§ **Prompt**: Will you extract the entries word for word? Images should not appear in the copy.

§ **Available records**:

_ _ _ _ _

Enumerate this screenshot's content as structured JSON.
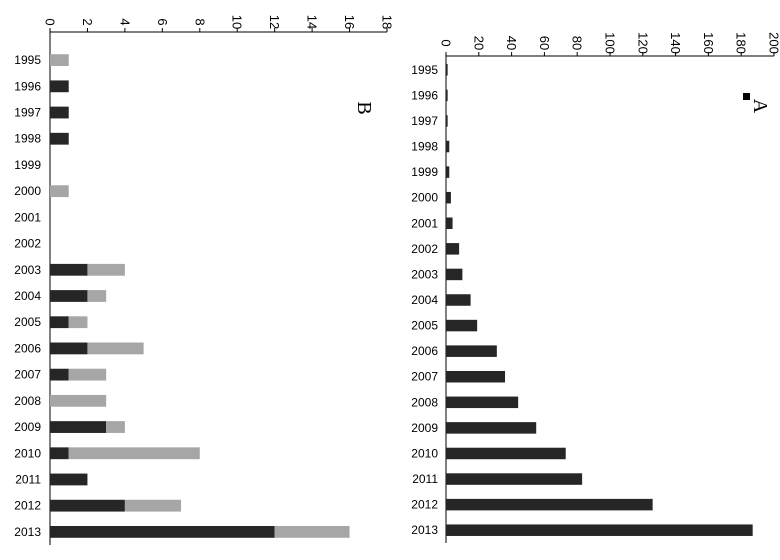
{
  "chart_data": [
    {
      "panel_label": "A",
      "type": "bar",
      "orientation": "horizontal",
      "categories": [
        "1995",
        "1996",
        "1997",
        "1998",
        "1999",
        "2000",
        "2001",
        "2002",
        "2003",
        "2004",
        "2005",
        "2006",
        "2007",
        "2008",
        "2009",
        "2010",
        "2011",
        "2012",
        "2013"
      ],
      "series": [
        {
          "values": [
            1,
            1,
            1,
            2,
            2,
            3,
            4,
            8,
            10,
            15,
            19,
            31,
            36,
            44,
            55,
            73,
            83,
            126,
            187
          ],
          "color": "#262626"
        }
      ],
      "xlim": [
        0,
        200
      ],
      "xticks": [
        0,
        20,
        40,
        60,
        80,
        100,
        120,
        140,
        160,
        180,
        200
      ],
      "axis_position": "top",
      "grid": false
    },
    {
      "panel_label": "B",
      "type": "bar",
      "orientation": "horizontal",
      "stacked": true,
      "categories": [
        "1995",
        "1996",
        "1997",
        "1998",
        "1999",
        "2000",
        "2001",
        "2002",
        "2003",
        "2004",
        "2005",
        "2006",
        "2007",
        "2008",
        "2009",
        "2010",
        "2011",
        "2012",
        "2013"
      ],
      "series": [
        {
          "values": [
            0,
            1,
            1,
            1,
            0,
            0,
            0,
            0,
            2,
            2,
            1,
            2,
            1,
            0,
            3,
            1,
            2,
            4,
            12
          ],
          "color": "#262626"
        },
        {
          "values": [
            1,
            0,
            0,
            0,
            0,
            1,
            0,
            0,
            2,
            1,
            1,
            3,
            2,
            3,
            1,
            7,
            0,
            3,
            4
          ],
          "color": "#a6a6a6"
        }
      ],
      "xlim": [
        0,
        18
      ],
      "xticks": [
        0,
        2,
        4,
        6,
        8,
        10,
        12,
        14,
        16,
        18
      ],
      "axis_position": "top",
      "grid": false
    }
  ]
}
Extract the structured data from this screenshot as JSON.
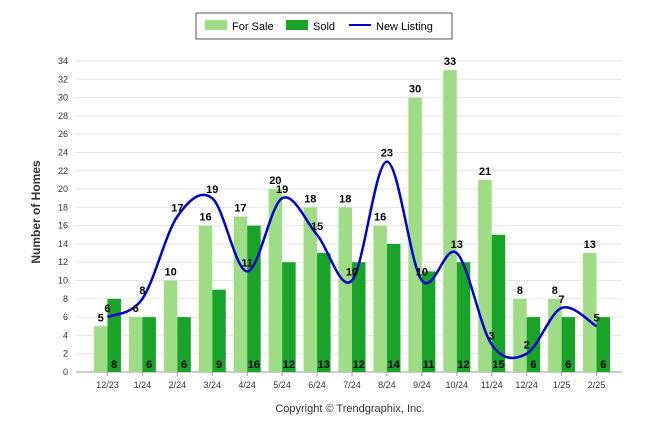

_ _ _ _ _

§ **Result for this task**:
Enumerate this screenshot's content as structured JSON.
{
  "chart_data": [
    {
      "panel_label": "A",
      "type": "bar",
      "orientation": "horizontal",
      "categories": [
        "1995",
        "1996",
        "1997",
        "1998",
        "1999",
        "2000",
        "2001",
        "2002",
        "2003",
        "2004",
        "2005",
        "2006",
        "2007",
        "2008",
        "2009",
        "2010",
        "2011",
        "2012",
        "2013"
      ],
      "series": [
        {
          "values": [
            1,
            1,
            1,
            2,
            2,
            3,
            4,
            8,
            10,
            15,
            19,
            31,
            36,
            44,
            55,
            73,
            83,
            126,
            187
          ],
          "color": "#262626"
        }
      ],
      "xlim": [
        0,
        200
      ],
      "xticks": [
        0,
        20,
        40,
        60,
        80,
        100,
        120,
        140,
        160,
        180,
        200
      ],
      "axis_position": "top",
      "grid": false
    },
    {
      "panel_label": "B",
      "type": "bar",
      "orientation": "horizontal",
      "stacked": true,
      "categories": [
        "1995",
        "1996",
        "1997",
        "1998",
        "1999",
        "2000",
        "2001",
        "2002",
        "2003",
        "2004",
        "2005",
        "2006",
        "2007",
        "2008",
        "2009",
        "2010",
        "2011",
        "2012",
        "2013"
      ],
      "series": [
        {
          "values": [
            0,
            1,
            1,
            1,
            0,
            0,
            0,
            0,
            2,
            2,
            1,
            2,
            1,
            0,
            3,
            1,
            2,
            4,
            12
          ],
          "color": "#262626"
        },
        {
          "values": [
            1,
            0,
            0,
            0,
            0,
            1,
            0,
            0,
            2,
            1,
            1,
            3,
            2,
            3,
            1,
            7,
            0,
            3,
            4
          ],
          "color": "#a6a6a6"
        }
      ],
      "xlim": [
        0,
        18
      ],
      "xticks": [
        0,
        2,
        4,
        6,
        8,
        10,
        12,
        14,
        16,
        18
      ],
      "axis_position": "top",
      "grid": false
    }
  ]
}
Extract the structured data from this screenshot as JSON.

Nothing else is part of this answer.